→ **INSTRUCTIONS TO FOLLOW**
Among the entries, which lines carry the string "Hydroelectric"? Copy each of them.

═══ PROVIDED INFORMATION

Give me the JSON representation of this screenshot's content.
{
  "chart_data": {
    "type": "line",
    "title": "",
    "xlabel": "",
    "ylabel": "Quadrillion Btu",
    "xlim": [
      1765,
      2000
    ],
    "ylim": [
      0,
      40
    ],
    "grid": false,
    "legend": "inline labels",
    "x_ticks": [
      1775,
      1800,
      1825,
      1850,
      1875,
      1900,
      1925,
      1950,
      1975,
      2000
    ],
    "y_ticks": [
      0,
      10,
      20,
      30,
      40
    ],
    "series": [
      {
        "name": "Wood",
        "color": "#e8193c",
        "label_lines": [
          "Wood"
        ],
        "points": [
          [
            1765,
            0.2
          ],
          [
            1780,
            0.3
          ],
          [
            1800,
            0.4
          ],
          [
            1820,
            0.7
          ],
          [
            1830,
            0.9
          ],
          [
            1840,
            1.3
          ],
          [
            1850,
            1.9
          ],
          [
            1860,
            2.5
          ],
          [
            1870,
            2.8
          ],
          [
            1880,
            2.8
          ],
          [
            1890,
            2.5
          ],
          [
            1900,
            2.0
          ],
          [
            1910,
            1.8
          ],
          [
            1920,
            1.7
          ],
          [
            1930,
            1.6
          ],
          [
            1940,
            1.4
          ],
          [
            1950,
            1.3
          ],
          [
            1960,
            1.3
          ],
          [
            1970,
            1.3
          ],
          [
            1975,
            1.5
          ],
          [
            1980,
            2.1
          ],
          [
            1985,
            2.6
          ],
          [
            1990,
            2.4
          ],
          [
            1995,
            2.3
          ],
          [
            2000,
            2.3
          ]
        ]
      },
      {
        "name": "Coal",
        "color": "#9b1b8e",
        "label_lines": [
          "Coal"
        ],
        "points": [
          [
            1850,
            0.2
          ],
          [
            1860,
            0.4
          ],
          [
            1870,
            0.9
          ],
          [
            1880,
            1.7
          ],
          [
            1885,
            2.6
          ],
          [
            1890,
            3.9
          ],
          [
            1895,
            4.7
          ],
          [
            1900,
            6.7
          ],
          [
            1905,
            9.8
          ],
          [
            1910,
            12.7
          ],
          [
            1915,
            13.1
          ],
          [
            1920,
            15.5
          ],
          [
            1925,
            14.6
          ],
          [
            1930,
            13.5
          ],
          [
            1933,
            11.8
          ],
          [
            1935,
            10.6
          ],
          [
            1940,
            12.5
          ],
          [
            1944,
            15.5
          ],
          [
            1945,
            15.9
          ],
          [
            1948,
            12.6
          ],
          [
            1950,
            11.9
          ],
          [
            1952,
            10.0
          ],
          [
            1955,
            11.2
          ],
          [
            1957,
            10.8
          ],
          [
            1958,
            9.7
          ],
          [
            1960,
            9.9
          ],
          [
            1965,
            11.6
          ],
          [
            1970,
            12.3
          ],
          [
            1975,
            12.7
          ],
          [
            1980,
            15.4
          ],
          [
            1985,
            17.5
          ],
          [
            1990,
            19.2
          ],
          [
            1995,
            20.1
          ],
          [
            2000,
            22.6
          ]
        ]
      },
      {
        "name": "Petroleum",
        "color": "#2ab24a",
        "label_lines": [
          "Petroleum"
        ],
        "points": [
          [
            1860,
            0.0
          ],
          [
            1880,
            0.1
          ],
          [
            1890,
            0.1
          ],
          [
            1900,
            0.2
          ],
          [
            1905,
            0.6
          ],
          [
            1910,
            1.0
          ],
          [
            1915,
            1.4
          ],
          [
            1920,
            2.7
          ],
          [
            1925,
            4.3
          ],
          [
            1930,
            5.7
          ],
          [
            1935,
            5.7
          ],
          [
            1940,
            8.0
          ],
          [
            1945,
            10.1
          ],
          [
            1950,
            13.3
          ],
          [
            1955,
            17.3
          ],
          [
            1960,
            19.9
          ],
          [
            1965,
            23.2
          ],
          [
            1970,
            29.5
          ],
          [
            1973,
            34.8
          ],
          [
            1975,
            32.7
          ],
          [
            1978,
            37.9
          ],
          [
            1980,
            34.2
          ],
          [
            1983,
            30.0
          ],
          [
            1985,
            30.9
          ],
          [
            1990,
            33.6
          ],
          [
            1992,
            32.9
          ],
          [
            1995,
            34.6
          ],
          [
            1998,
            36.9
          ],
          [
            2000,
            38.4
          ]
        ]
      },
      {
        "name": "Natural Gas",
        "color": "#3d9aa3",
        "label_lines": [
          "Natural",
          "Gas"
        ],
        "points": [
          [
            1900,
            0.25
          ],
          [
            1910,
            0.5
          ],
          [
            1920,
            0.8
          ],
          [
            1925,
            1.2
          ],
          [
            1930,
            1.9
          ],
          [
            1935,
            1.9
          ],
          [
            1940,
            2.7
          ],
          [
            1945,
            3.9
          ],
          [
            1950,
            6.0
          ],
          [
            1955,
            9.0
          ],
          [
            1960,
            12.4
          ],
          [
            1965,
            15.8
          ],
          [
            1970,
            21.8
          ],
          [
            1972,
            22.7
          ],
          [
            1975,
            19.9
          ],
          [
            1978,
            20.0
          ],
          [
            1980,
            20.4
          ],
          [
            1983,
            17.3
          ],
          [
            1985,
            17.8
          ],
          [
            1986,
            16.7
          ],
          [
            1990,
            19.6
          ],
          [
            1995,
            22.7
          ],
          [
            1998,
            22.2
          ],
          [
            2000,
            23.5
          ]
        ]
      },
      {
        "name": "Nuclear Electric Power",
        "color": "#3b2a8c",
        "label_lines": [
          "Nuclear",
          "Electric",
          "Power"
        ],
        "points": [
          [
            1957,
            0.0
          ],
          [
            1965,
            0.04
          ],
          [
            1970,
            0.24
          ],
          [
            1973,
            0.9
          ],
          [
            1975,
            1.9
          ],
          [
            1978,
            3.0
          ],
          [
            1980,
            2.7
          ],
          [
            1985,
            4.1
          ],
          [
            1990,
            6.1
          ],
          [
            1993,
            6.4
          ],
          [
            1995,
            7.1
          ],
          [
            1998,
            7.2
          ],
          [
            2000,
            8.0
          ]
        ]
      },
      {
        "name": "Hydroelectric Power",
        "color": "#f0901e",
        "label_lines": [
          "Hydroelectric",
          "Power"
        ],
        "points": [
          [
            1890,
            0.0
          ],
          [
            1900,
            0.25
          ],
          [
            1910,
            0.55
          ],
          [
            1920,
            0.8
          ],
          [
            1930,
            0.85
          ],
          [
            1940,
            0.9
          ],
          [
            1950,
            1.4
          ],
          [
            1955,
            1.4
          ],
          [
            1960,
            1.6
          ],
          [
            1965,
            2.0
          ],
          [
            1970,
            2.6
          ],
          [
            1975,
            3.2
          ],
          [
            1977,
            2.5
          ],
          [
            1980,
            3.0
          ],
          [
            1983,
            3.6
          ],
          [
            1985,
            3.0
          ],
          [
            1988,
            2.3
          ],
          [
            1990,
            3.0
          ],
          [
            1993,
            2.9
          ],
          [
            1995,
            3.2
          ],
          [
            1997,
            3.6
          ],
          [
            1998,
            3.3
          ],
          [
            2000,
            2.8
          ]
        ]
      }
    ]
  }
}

══════

→ **ANSWER TO THIS TASK**
        "name": "Hydroelectric Power",
          "Hydroelectric",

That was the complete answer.